WORK TO BE COMPLETED → Without including any pictures, write out all the entries exactly.

DATA FOR PROCESSING →
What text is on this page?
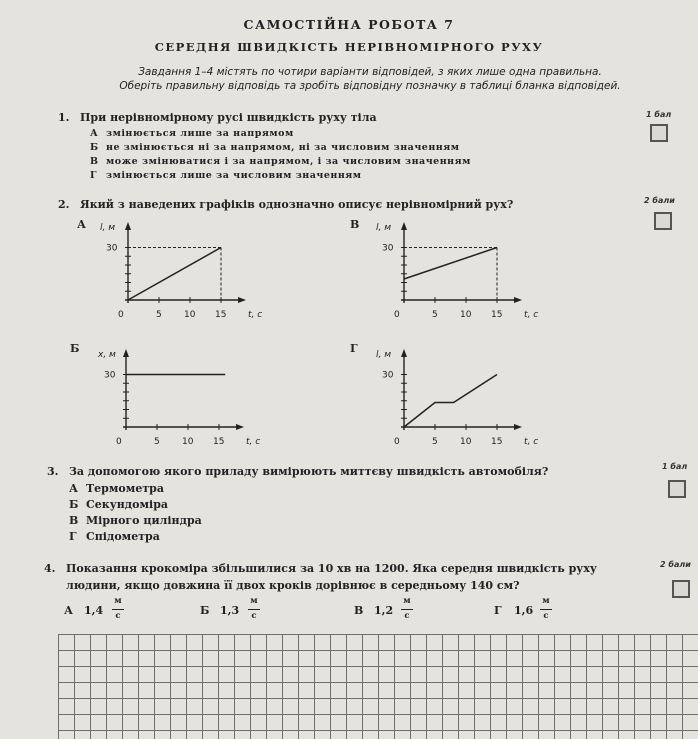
САМОСТІЙНА РОБОТА 7
СЕРЕДНЯ ШВИДКІСТЬ НЕРІВНОМІРНОГО РУХУ
Завдання 1–4 містять по чотири варіанти відповідей, з яких лише одна правильна.
Оберіть правильну відповідь та зробіть відповідну позначку в таблиці бланка відповідей.
1. При нерівномірному русі швидкість руху тіла	1 бал
А змінюється лише за напрямом
Б не змінюється ні за напрямом, ні за числовим значенням
В може змінюватися і за напрямом, і за числовим значенням
Г змінюється лише за числовим значенням
2. Який з наведених графіків однозначно описує нерівномірний рух?	2 бали
А	В
Б	Г
30
0	5 10 15
l, м
t, с
30
0	5 10 15
l, м
t, с
30
0	5 10 15
x, м
t, с
30
0	5 10 15
l, м
t, с
3. За допомогою якого приладу вимірюють миттєву швидкість автомобіля?	1 бал
А Термометра
Б Секундоміра
В Мірного циліндра
Г Спідометра
4. Показання крокоміра збільшилися за 10 хв на 1200. Яка середня швидкість руху
людини, якщо довжина її двох кроків дорівнює в середньому 140 см?
2 бали
А 1,4
м
с	Б 1,3
м
с	В 1,2
м
с	Г 1,6
м
с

RESULT BELOW →
What text is on this page?
САМОСТІЙНА РОБОТА 7
СЕРЕДНЯ ШВИДКІСТЬ НЕРІВНОМІРНОГО РУХУ
Завдання 1–4 містять по чотири варіанти відповідей, з яких лише одна правильна.
Оберіть правильну відповідь та зробіть відповідну позначку в таблиці бланка відповідей.
1. При нерівномірному русі швидкість руху тіла	1 бал
А змінюється лише за напрямом
Б не змінюється ні за напрямом, ні за числовим значенням
В може змінюватися і за напрямом, і за числовим значенням
Г змінюється лише за числовим значенням
2. Який з наведених графіків однозначно описує нерівномірний рух?	2 бали
А	В
Б	Г
30
0	5 10 15
l, м
t, с
30
0	5 10 15
l, м
t, с
30
0	5 10 15
x, м
t, с
30
0	5 10 15
l, м
t, с
3. За допомогою якого приладу вимірюють миттєву швидкість автомобіля?	1 бал
А Термометра
Б Секундоміра
В Мірного циліндра
Г Спідометра
4. Показання крокоміра збільшилися за 10 хв на 1200. Яка середня швидкість руху
людини, якщо довжина її двох кроків дорівнює в середньому 140 см?
2 бали
А 1,4
м
с	Б 1,3
м
с	В 1,2
м
с	Г 1,6
м
с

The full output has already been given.